■ **Stated goal**: Extract every line of the material below and reproduce it faithfully.

■ **Exercise material**:
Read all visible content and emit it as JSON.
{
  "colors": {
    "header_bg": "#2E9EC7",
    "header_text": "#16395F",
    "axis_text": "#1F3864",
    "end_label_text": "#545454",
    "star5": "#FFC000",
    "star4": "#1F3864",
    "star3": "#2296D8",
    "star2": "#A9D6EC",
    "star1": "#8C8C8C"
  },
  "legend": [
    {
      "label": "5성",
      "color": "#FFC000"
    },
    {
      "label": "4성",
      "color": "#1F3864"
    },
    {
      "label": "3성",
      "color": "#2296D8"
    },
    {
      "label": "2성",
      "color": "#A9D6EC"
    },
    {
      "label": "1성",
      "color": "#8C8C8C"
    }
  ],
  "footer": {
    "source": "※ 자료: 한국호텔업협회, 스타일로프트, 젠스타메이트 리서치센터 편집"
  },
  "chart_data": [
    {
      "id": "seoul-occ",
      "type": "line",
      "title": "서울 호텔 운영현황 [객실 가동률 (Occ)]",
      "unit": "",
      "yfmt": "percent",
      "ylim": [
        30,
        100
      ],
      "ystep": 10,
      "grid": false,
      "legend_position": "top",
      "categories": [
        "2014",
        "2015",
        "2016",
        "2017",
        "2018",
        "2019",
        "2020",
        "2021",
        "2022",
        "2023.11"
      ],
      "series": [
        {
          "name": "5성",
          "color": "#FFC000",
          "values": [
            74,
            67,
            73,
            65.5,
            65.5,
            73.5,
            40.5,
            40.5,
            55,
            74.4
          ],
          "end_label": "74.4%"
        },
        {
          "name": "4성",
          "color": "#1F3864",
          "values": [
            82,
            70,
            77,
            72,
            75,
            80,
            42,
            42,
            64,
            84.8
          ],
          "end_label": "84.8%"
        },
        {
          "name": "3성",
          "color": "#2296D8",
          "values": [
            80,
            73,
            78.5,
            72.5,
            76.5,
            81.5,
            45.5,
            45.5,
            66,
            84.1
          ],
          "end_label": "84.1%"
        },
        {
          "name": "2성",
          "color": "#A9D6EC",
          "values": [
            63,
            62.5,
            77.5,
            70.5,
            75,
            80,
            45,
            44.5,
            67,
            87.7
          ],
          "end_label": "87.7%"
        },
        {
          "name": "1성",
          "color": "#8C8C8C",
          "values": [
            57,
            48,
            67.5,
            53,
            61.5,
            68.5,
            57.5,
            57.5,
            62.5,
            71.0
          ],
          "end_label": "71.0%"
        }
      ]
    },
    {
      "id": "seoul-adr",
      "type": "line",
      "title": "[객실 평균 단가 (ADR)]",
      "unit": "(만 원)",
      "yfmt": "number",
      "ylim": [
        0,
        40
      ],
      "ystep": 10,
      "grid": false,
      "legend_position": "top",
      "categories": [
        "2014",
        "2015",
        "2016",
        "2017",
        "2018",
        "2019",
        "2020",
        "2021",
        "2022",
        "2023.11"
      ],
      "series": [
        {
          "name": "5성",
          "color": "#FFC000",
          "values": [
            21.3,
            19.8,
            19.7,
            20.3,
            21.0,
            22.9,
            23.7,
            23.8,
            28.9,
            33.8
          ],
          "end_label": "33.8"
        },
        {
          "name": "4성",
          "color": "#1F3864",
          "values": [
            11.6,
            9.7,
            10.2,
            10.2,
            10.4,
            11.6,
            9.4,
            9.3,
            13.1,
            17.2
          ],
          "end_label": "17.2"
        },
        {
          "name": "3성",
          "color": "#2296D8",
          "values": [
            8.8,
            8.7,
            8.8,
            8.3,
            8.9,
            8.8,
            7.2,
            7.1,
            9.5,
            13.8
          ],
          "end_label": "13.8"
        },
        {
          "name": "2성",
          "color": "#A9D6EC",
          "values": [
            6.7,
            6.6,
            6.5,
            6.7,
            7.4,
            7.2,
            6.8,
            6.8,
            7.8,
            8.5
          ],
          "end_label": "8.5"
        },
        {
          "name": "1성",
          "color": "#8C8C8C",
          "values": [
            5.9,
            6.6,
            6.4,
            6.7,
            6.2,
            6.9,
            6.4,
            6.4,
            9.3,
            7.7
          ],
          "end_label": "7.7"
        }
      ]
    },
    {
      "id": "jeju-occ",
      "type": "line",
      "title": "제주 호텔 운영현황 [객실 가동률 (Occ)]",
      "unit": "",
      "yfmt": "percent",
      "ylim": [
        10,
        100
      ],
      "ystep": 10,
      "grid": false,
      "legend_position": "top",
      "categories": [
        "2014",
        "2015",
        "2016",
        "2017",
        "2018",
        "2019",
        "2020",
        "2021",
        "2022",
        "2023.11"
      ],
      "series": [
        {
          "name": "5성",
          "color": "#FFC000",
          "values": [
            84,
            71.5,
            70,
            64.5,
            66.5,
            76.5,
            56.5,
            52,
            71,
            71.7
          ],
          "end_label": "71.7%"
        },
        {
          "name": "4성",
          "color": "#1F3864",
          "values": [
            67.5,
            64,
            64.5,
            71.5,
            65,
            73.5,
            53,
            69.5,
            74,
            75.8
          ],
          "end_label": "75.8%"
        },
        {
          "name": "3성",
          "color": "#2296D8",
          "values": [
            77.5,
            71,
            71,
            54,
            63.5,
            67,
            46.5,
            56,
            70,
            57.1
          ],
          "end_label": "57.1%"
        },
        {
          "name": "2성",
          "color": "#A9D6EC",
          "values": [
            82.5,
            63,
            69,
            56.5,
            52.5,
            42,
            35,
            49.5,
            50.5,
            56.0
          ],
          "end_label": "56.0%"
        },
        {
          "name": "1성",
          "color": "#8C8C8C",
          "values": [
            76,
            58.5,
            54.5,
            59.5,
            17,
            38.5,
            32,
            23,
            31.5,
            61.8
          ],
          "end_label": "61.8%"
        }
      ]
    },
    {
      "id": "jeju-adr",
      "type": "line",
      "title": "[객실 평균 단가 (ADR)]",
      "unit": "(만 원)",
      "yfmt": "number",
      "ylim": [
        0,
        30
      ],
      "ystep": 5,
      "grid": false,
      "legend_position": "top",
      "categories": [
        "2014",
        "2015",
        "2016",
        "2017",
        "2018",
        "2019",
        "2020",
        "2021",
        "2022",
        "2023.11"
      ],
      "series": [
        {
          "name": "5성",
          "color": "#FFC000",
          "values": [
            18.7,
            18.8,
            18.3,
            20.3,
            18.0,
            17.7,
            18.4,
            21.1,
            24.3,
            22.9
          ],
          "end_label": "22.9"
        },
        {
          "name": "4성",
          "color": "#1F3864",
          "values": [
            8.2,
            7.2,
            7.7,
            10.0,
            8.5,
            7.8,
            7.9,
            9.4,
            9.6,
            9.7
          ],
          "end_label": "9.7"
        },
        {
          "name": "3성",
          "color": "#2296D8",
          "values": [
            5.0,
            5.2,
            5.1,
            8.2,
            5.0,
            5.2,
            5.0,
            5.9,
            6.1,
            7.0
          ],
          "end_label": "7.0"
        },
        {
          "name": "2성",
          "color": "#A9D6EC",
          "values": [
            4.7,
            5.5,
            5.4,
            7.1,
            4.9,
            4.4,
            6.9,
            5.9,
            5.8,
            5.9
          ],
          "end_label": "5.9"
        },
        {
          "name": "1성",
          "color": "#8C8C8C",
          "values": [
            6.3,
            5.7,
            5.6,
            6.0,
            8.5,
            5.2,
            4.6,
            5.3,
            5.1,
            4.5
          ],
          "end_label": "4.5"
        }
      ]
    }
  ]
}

■ **Result**:
Read all visible content and emit it as JSON.
{
  "colors": {
    "header_bg": "#2E9EC7",
    "header_text": "#16395F",
    "axis_text": "#1F3864",
    "end_label_text": "#545454",
    "star5": "#FFC000",
    "star4": "#1F3864",
    "star3": "#2296D8",
    "star2": "#A9D6EC",
    "star1": "#8C8C8C"
  },
  "legend": [
    {
      "label": "5성",
      "color": "#FFC000"
    },
    {
      "label": "4성",
      "color": "#1F3864"
    },
    {
      "label": "3성",
      "color": "#2296D8"
    },
    {
      "label": "2성",
      "color": "#A9D6EC"
    },
    {
      "label": "1성",
      "color": "#8C8C8C"
    }
  ],
  "footer": {
    "source": "※ 자료: 한국호텔업협회, 스타일로프트, 젠스타메이트 리서치센터 편집"
  },
  "chart_data": [
    {
      "id": "seoul-occ",
      "type": "line",
      "title": "서울 호텔 운영현황 [객실 가동률 (Occ)]",
      "unit": "",
      "yfmt": "percent",
      "ylim": [
        30,
        100
      ],
      "ystep": 10,
      "grid": false,
      "legend_position": "top",
      "categories": [
        "2014",
        "2015",
        "2016",
        "2017",
        "2018",
        "2019",
        "2020",
        "2021",
        "2022",
        "2023.11"
      ],
      "series": [
        {
          "name": "5성",
          "color": "#FFC000",
          "values": [
            74,
            67,
            73,
            65.5,
            65.5,
            73.5,
            40.5,
            40.5,
            55,
            74.4
          ],
          "end_label": "74.4%"
        },
        {
          "name": "4성",
          "color": "#1F3864",
          "values": [
            82,
            70,
            77,
            72,
            75,
            80,
            42,
            42,
            64,
            84.8
          ],
          "end_label": "84.8%"
        },
        {
          "name": "3성",
          "color": "#2296D8",
          "values": [
            80,
            73,
            78.5,
            72.5,
            76.5,
            81.5,
            45.5,
            45.5,
            66,
            84.1
          ],
          "end_label": "84.1%"
        },
        {
          "name": "2성",
          "color": "#A9D6EC",
          "values": [
            63,
            62.5,
            77.5,
            70.5,
            75,
            80,
            45,
            44.5,
            67,
            87.7
          ],
          "end_label": "87.7%"
        },
        {
          "name": "1성",
          "color": "#8C8C8C",
          "values": [
            57,
            48,
            67.5,
            53,
            61.5,
            68.5,
            57.5,
            57.5,
            62.5,
            71.0
          ],
          "end_label": "71.0%"
        }
      ]
    },
    {
      "id": "seoul-adr",
      "type": "line",
      "title": "[객실 평균 단가 (ADR)]",
      "unit": "(만 원)",
      "yfmt": "number",
      "ylim": [
        0,
        40
      ],
      "ystep": 10,
      "grid": false,
      "legend_position": "top",
      "categories": [
        "2014",
        "2015",
        "2016",
        "2017",
        "2018",
        "2019",
        "2020",
        "2021",
        "2022",
        "2023.11"
      ],
      "series": [
        {
          "name": "5성",
          "color": "#FFC000",
          "values": [
            21.3,
            19.8,
            19.7,
            20.3,
            21.0,
            22.9,
            23.7,
            23.8,
            28.9,
            33.8
          ],
          "end_label": "33.8"
        },
        {
          "name": "4성",
          "color": "#1F3864",
          "values": [
            11.6,
            9.7,
            10.2,
            10.2,
            10.4,
            11.6,
            9.4,
            9.3,
            13.1,
            17.2
          ],
          "end_label": "17.2"
        },
        {
          "name": "3성",
          "color": "#2296D8",
          "values": [
            8.8,
            8.7,
            8.8,
            8.3,
            8.9,
            8.8,
            7.2,
            7.1,
            9.5,
            13.8
          ],
          "end_label": "13.8"
        },
        {
          "name": "2성",
          "color": "#A9D6EC",
          "values": [
            6.7,
            6.6,
            6.5,
            6.7,
            7.4,
            7.2,
            6.8,
            6.8,
            7.8,
            8.5
          ],
          "end_label": "8.5"
        },
        {
          "name": "1성",
          "color": "#8C8C8C",
          "values": [
            5.9,
            6.6,
            6.4,
            6.7,
            6.2,
            6.9,
            6.4,
            6.4,
            9.3,
            7.7
          ],
          "end_label": "7.7"
        }
      ]
    },
    {
      "id": "jeju-occ",
      "type": "line",
      "title": "제주 호텔 운영현황 [객실 가동률 (Occ)]",
      "unit": "",
      "yfmt": "percent",
      "ylim": [
        10,
        100
      ],
      "ystep": 10,
      "grid": false,
      "legend_position": "top",
      "categories": [
        "2014",
        "2015",
        "2016",
        "2017",
        "2018",
        "2019",
        "2020",
        "2021",
        "2022",
        "2023.11"
      ],
      "series": [
        {
          "name": "5성",
          "color": "#FFC000",
          "values": [
            84,
            71.5,
            70,
            64.5,
            66.5,
            76.5,
            56.5,
            52,
            71,
            71.7
          ],
          "end_label": "71.7%"
        },
        {
          "name": "4성",
          "color": "#1F3864",
          "values": [
            67.5,
            64,
            64.5,
            71.5,
            65,
            73.5,
            53,
            69.5,
            74,
            75.8
          ],
          "end_label": "75.8%"
        },
        {
          "name": "3성",
          "color": "#2296D8",
          "values": [
            77.5,
            71,
            71,
            54,
            63.5,
            67,
            46.5,
            56,
            70,
            57.1
          ],
          "end_label": "57.1%"
        },
        {
          "name": "2성",
          "color": "#A9D6EC",
          "values": [
            82.5,
            63,
            69,
            56.5,
            52.5,
            42,
            35,
            49.5,
            50.5,
            56.0
          ],
          "end_label": "56.0%"
        },
        {
          "name": "1성",
          "color": "#8C8C8C",
          "values": [
            76,
            58.5,
            54.5,
            59.5,
            17,
            38.5,
            32,
            23,
            31.5,
            61.8
          ],
          "end_label": "61.8%"
        }
      ]
    },
    {
      "id": "jeju-adr",
      "type": "line",
      "title": "[객실 평균 단가 (ADR)]",
      "unit": "(만 원)",
      "yfmt": "number",
      "ylim": [
        0,
        30
      ],
      "ystep": 5,
      "grid": false,
      "legend_position": "top",
      "categories": [
        "2014",
        "2015",
        "2016",
        "2017",
        "2018",
        "2019",
        "2020",
        "2021",
        "2022",
        "2023.11"
      ],
      "series": [
        {
          "name": "5성",
          "color": "#FFC000",
          "values": [
            18.7,
            18.8,
            18.3,
            20.3,
            18.0,
            17.7,
            18.4,
            21.1,
            24.3,
            22.9
          ],
          "end_label": "22.9"
        },
        {
          "name": "4성",
          "color": "#1F3864",
          "values": [
            8.2,
            7.2,
            7.7,
            10.0,
            8.5,
            7.8,
            7.9,
            9.4,
            9.6,
            9.7
          ],
          "end_label": "9.7"
        },
        {
          "name": "3성",
          "color": "#2296D8",
          "values": [
            5.0,
            5.2,
            5.1,
            8.2,
            5.0,
            5.2,
            5.0,
            5.9,
            6.1,
            7.0
          ],
          "end_label": "7.0"
        },
        {
          "name": "2성",
          "color": "#A9D6EC",
          "values": [
            4.7,
            5.5,
            5.4,
            7.1,
            4.9,
            4.4,
            6.9,
            5.9,
            5.8,
            5.9
          ],
          "end_label": "5.9"
        },
        {
          "name": "1성",
          "color": "#8C8C8C",
          "values": [
            6.3,
            5.7,
            5.6,
            6.0,
            8.5,
            5.2,
            4.6,
            5.3,
            5.1,
            4.5
          ],
          "end_label": "4.5"
        }
      ]
    }
  ]
}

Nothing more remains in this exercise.